::: Record extracts :::

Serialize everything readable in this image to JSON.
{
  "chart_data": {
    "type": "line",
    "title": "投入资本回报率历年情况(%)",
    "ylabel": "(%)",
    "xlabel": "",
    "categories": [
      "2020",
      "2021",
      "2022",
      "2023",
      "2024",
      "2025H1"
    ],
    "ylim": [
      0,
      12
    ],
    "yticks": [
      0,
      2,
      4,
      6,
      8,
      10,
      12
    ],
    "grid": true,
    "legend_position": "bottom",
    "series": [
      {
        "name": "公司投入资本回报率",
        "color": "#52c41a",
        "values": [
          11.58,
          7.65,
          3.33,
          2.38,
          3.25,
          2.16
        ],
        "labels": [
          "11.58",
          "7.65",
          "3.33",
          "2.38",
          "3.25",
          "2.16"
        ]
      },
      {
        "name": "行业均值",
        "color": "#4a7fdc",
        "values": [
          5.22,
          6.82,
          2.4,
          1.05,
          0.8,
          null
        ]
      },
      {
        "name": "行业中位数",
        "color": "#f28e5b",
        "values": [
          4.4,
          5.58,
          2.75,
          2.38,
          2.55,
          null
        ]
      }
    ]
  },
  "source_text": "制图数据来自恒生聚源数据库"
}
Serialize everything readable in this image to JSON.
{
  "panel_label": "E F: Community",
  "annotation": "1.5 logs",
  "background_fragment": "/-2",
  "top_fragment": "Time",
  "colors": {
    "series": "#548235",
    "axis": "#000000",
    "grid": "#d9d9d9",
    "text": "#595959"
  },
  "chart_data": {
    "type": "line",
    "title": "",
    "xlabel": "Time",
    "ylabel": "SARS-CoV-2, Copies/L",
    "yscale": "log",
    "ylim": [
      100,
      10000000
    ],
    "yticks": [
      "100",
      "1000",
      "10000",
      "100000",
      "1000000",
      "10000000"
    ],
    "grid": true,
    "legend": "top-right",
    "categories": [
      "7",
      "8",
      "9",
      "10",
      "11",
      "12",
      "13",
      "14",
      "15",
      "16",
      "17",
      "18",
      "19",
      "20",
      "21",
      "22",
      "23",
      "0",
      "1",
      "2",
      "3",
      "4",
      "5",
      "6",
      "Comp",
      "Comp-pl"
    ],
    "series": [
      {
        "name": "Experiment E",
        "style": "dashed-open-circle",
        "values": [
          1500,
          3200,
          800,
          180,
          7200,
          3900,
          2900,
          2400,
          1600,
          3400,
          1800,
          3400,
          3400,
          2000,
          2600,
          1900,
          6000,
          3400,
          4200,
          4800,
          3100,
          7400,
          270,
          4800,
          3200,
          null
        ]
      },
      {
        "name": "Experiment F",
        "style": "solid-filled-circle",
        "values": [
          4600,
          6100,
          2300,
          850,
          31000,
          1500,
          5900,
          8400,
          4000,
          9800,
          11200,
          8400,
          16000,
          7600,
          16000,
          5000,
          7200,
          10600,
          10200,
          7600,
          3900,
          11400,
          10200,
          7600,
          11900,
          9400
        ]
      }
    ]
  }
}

:::

Examine the records and report how many lines contain the string "name". Only the number should be given.

5